◆ Available data ◆
========================================================================

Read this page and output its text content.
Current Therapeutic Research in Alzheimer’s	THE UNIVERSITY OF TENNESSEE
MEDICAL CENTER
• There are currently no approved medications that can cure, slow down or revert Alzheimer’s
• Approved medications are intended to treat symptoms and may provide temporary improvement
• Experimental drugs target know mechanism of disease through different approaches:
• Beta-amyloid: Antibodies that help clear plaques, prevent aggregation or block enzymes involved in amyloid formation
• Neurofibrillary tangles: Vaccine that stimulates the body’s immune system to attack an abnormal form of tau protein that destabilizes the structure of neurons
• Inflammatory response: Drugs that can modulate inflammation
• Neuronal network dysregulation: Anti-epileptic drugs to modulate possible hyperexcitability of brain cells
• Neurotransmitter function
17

========================================================================

◆ Problem description ◆
Lines containing the word "medications" are to be pulled from the records and copied.

◆ Written solution ◆
• There are currently no approved medications that can cure, slow down or revert Alzheimer’s
• Approved medications are intended to treat symptoms and may provide temporary improvement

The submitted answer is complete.